#### Request:
Your task is to gather the lines below that hold the string "text".

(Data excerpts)
+===+

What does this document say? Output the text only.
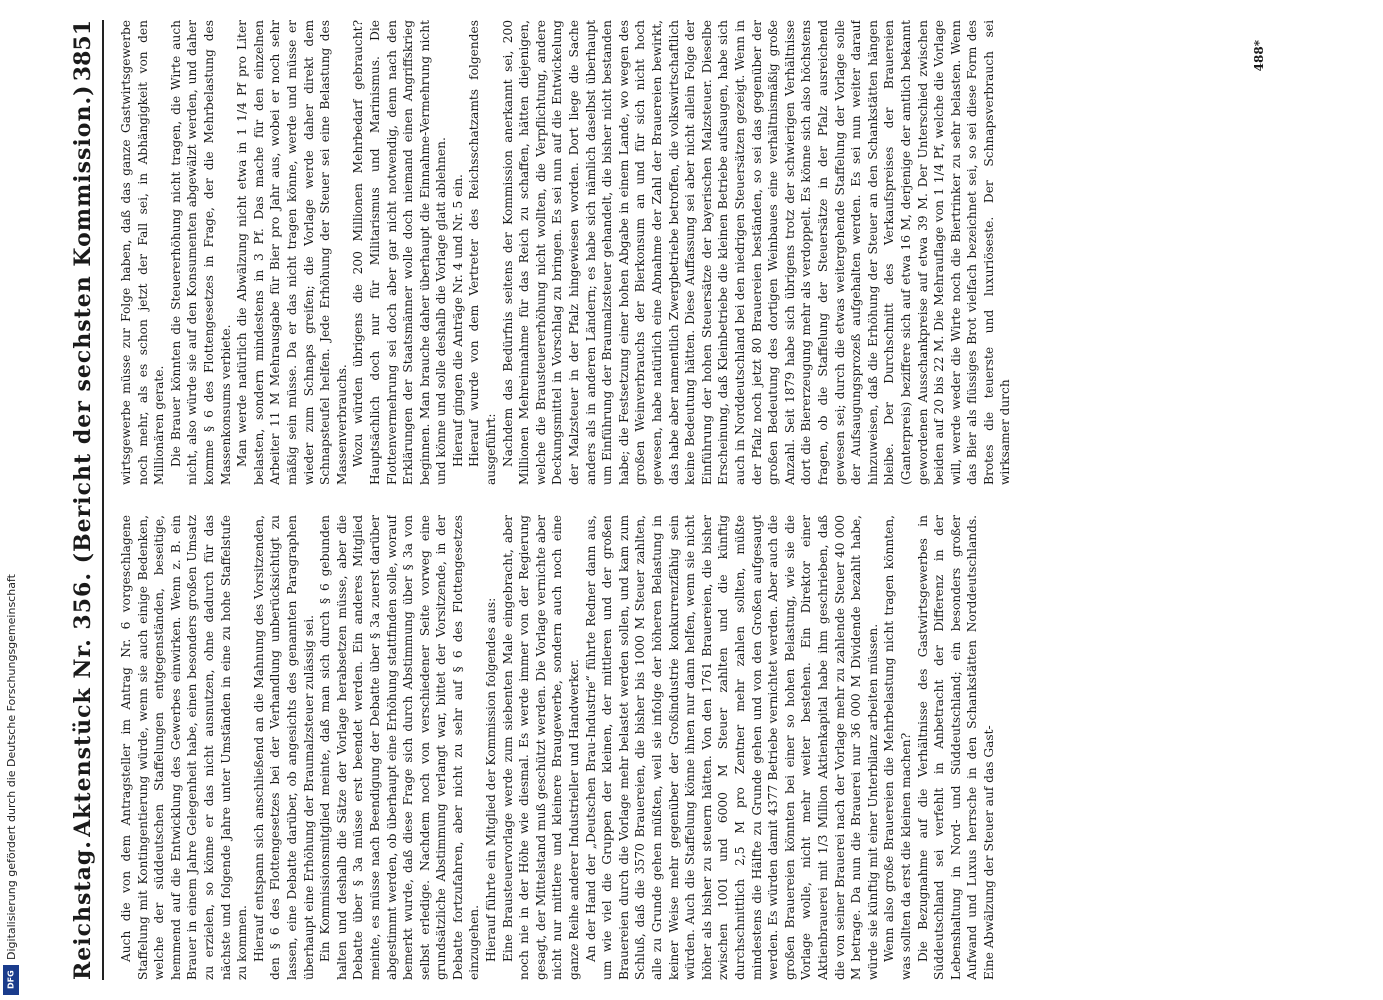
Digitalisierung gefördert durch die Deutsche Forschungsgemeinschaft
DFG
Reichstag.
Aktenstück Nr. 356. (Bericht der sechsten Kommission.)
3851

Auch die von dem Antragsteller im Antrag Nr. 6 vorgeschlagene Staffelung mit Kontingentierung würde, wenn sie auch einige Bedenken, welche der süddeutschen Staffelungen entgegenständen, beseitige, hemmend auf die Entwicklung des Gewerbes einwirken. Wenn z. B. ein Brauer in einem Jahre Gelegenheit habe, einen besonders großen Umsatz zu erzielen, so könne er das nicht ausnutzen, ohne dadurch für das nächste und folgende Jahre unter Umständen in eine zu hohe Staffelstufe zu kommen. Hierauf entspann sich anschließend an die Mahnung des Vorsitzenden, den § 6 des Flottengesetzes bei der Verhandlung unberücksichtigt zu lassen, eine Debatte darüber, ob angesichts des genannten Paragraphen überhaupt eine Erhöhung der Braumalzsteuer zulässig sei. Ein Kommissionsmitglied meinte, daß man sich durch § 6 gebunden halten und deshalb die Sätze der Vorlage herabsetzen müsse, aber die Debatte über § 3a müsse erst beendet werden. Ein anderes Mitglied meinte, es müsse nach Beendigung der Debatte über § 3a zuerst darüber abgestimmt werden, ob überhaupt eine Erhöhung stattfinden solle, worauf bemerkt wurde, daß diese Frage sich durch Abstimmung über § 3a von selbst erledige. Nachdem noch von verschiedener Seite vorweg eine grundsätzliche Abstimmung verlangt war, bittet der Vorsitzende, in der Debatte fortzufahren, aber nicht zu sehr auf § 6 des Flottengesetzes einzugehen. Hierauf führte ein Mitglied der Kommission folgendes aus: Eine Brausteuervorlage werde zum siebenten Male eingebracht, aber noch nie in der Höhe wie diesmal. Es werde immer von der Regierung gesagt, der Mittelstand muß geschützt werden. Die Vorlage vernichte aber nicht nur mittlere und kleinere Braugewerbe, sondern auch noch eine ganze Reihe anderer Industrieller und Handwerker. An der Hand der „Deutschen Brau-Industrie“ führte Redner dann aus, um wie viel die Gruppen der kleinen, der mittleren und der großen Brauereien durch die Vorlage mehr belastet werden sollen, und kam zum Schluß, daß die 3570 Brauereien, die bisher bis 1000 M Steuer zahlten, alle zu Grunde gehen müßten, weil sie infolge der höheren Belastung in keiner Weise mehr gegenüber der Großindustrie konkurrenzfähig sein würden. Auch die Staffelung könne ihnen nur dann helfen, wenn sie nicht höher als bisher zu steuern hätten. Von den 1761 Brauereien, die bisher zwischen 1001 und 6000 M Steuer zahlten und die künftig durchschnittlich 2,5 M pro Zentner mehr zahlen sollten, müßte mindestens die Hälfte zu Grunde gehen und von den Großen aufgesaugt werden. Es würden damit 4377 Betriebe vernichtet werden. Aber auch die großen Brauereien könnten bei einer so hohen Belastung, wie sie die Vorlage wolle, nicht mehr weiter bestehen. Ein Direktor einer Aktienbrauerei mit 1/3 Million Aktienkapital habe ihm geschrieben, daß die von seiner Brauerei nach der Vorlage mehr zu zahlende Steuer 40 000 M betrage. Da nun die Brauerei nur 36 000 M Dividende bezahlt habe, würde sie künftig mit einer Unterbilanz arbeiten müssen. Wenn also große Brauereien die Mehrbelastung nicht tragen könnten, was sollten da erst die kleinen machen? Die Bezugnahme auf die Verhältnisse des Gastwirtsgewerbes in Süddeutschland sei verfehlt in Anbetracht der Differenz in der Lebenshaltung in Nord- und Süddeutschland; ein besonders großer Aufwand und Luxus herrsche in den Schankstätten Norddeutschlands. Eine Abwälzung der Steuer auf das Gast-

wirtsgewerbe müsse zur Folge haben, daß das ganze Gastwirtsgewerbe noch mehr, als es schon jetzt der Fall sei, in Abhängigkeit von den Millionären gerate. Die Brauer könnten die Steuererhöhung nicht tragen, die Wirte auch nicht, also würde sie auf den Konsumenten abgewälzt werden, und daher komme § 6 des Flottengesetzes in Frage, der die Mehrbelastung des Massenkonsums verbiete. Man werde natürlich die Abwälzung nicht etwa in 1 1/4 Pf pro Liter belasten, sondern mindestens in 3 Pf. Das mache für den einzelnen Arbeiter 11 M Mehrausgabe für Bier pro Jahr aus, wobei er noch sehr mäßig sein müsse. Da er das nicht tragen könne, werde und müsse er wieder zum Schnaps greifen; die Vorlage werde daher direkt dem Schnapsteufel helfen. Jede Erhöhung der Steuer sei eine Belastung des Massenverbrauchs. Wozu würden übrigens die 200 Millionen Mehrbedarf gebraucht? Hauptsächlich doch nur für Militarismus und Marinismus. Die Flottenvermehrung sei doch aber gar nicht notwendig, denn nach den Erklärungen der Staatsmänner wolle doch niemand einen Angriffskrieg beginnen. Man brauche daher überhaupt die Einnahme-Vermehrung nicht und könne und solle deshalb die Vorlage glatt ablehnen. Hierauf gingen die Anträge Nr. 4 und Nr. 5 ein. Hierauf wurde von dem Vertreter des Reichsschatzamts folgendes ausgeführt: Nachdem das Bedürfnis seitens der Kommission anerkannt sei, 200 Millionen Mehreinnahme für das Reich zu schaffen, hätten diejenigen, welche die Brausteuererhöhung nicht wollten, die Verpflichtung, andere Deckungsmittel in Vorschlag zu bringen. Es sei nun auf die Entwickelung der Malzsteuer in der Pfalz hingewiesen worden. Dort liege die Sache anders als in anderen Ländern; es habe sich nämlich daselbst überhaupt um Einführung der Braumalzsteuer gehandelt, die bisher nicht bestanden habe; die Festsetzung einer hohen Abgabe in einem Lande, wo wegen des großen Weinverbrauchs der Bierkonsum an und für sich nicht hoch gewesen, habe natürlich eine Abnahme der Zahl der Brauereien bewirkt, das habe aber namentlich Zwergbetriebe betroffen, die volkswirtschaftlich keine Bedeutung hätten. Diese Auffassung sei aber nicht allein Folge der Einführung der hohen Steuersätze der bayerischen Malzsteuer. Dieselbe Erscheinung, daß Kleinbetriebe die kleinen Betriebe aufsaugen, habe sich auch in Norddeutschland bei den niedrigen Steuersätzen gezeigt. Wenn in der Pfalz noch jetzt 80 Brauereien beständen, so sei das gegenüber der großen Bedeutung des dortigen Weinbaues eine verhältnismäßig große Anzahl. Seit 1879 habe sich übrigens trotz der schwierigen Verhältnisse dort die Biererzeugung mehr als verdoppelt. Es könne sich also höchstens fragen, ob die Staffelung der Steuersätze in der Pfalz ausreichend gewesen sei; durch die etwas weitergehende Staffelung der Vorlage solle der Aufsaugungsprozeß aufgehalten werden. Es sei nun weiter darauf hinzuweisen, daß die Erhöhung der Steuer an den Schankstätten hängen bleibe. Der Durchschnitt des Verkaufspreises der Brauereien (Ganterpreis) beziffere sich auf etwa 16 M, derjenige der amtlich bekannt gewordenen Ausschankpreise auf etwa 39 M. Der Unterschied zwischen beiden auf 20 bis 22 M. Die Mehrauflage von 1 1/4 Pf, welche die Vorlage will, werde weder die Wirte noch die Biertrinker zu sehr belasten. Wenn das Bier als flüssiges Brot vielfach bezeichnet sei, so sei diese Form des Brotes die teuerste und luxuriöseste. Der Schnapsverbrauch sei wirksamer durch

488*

+===+

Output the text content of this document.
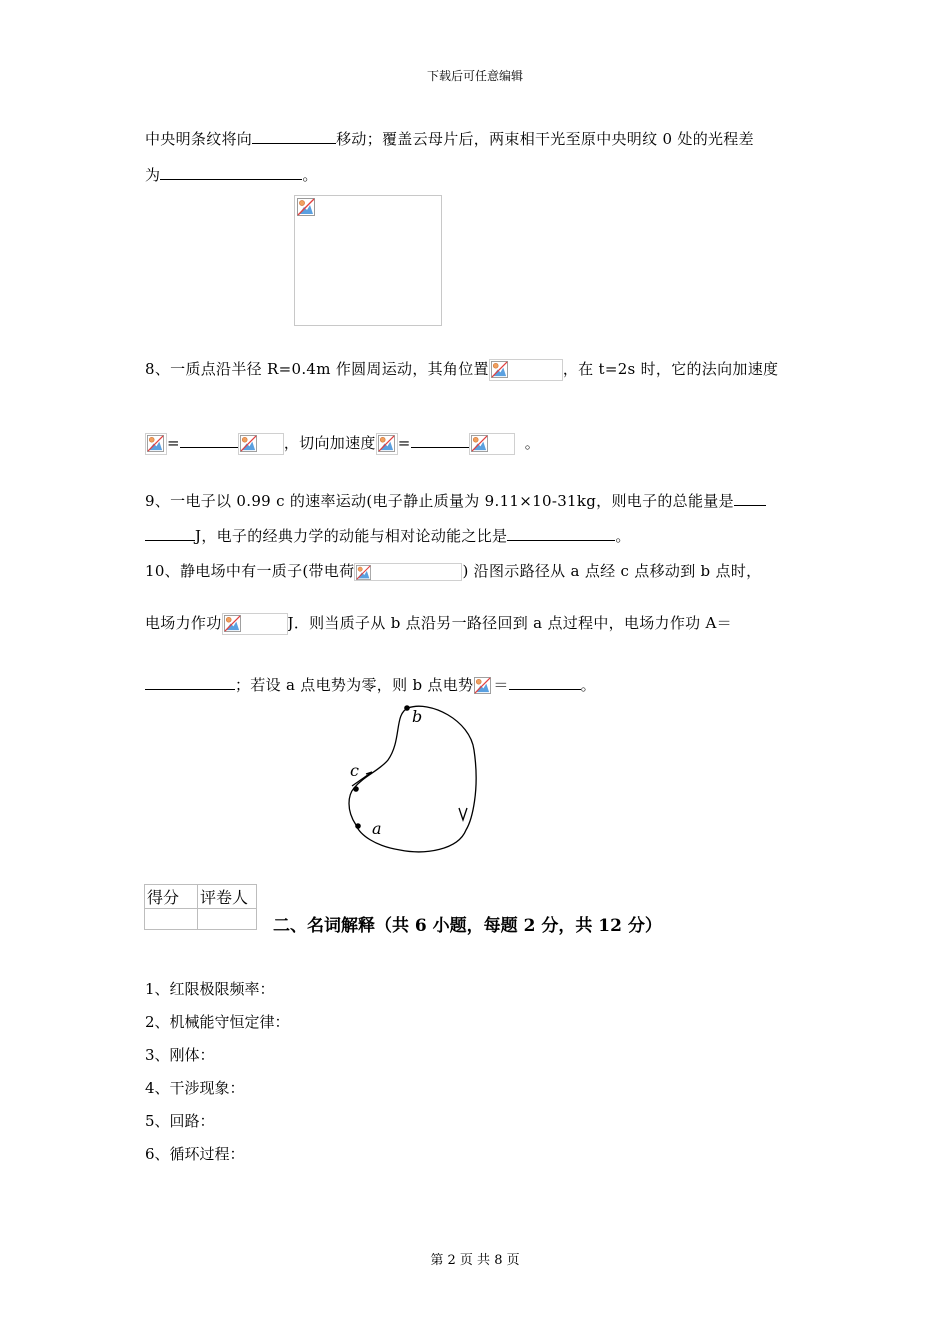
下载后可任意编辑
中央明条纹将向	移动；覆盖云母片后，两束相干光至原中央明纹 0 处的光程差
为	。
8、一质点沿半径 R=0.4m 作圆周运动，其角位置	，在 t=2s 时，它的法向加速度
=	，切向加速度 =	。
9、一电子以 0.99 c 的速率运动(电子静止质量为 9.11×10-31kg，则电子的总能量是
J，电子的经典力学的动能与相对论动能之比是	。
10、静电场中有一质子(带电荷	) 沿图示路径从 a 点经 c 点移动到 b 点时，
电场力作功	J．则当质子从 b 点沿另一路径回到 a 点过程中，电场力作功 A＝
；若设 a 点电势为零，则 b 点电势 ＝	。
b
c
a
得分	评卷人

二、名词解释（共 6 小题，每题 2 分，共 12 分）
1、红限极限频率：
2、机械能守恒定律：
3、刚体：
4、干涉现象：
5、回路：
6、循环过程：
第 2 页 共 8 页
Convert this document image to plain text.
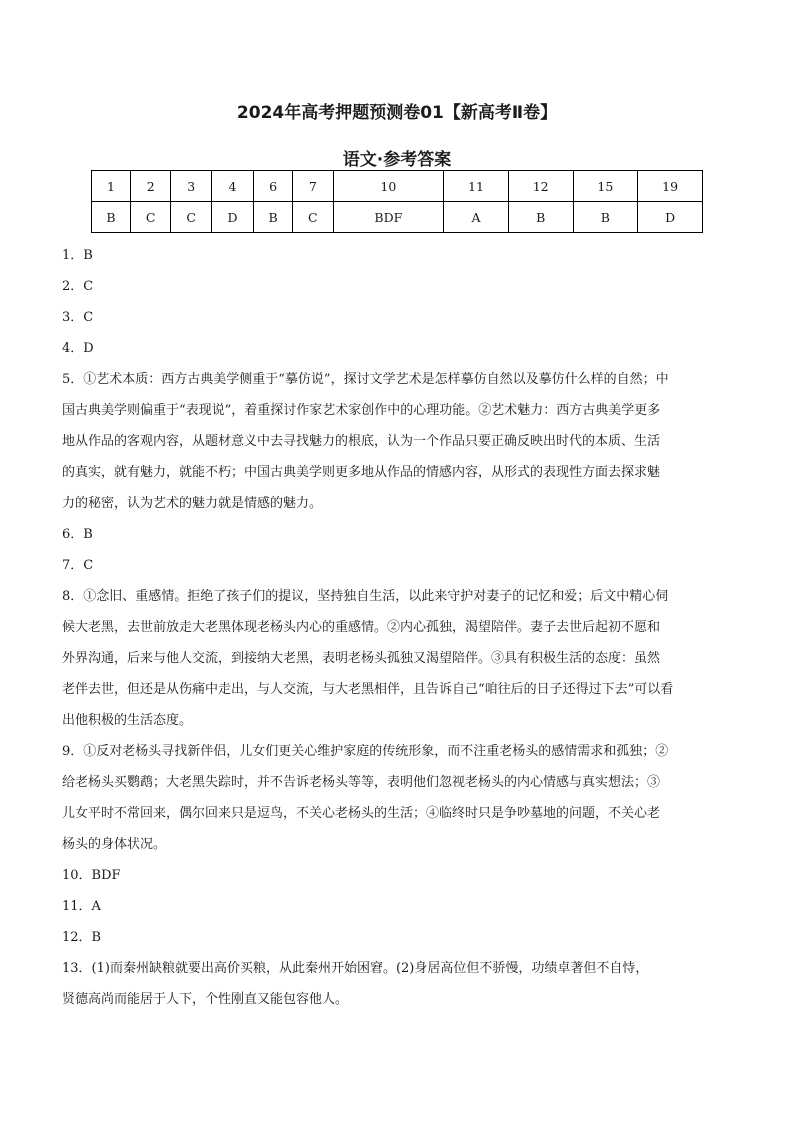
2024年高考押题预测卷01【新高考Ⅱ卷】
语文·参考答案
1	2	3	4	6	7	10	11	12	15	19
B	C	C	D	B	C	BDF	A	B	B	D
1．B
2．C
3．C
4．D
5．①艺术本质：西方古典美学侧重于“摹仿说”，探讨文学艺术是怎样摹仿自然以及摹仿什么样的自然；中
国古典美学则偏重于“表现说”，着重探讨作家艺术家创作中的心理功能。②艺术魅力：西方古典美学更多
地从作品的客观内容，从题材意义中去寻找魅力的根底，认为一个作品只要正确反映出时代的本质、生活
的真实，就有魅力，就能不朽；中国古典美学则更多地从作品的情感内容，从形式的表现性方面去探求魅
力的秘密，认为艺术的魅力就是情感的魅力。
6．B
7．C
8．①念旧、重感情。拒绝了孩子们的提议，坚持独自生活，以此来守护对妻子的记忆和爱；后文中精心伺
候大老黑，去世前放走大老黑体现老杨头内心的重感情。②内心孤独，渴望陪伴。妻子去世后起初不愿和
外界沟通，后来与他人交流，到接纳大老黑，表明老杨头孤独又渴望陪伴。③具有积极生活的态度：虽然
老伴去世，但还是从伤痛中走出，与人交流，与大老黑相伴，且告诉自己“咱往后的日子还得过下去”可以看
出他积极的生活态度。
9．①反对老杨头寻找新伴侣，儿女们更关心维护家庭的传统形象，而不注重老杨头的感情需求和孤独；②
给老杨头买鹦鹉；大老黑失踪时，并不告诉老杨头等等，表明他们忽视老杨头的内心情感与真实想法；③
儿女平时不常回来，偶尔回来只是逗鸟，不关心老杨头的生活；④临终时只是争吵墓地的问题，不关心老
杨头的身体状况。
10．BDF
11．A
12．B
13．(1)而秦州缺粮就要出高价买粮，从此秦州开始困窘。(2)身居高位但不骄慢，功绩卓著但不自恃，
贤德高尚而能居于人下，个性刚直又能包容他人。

+===+

#### Response:
What does this document say? Output the text only.
Output the text content of this document.
Convert this document image to plain text.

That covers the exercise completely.